• [Exercise data]:

|---|

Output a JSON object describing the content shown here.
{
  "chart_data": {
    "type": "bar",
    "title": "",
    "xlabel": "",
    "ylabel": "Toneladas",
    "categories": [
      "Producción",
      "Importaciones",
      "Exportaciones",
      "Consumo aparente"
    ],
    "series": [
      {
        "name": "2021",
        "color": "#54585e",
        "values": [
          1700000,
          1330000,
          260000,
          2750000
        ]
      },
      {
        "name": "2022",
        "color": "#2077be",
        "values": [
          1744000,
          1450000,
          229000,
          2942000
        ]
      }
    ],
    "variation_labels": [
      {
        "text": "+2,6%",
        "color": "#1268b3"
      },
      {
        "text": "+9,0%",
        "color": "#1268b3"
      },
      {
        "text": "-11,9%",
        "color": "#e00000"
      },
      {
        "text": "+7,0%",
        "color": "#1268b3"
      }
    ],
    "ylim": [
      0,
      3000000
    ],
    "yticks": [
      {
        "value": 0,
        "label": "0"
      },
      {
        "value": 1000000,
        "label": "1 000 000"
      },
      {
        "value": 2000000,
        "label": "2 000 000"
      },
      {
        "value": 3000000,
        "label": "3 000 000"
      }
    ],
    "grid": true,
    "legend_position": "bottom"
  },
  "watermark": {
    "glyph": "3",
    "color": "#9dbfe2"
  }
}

|---|

• [Exercise details]: From the first line to the last, retype the data exactly.

• [Answer]:
Output a JSON object describing the content shown here.
{
  "chart_data": {
    "type": "bar",
    "title": "",
    "xlabel": "",
    "ylabel": "Toneladas",
    "categories": [
      "Producción",
      "Importaciones",
      "Exportaciones",
      "Consumo aparente"
    ],
    "series": [
      {
        "name": "2021",
        "color": "#54585e",
        "values": [
          1700000,
          1330000,
          260000,
          2750000
        ]
      },
      {
        "name": "2022",
        "color": "#2077be",
        "values": [
          1744000,
          1450000,
          229000,
          2942000
        ]
      }
    ],
    "variation_labels": [
      {
        "text": "+2,6%",
        "color": "#1268b3"
      },
      {
        "text": "+9,0%",
        "color": "#1268b3"
      },
      {
        "text": "-11,9%",
        "color": "#e00000"
      },
      {
        "text": "+7,0%",
        "color": "#1268b3"
      }
    ],
    "ylim": [
      0,
      3000000
    ],
    "yticks": [
      {
        "value": 0,
        "label": "0"
      },
      {
        "value": 1000000,
        "label": "1 000 000"
      },
      {
        "value": 2000000,
        "label": "2 000 000"
      },
      {
        "value": 3000000,
        "label": "3 000 000"
      }
    ],
    "grid": true,
    "legend_position": "bottom"
  },
  "watermark": {
    "glyph": "3",
    "color": "#9dbfe2"
  }
}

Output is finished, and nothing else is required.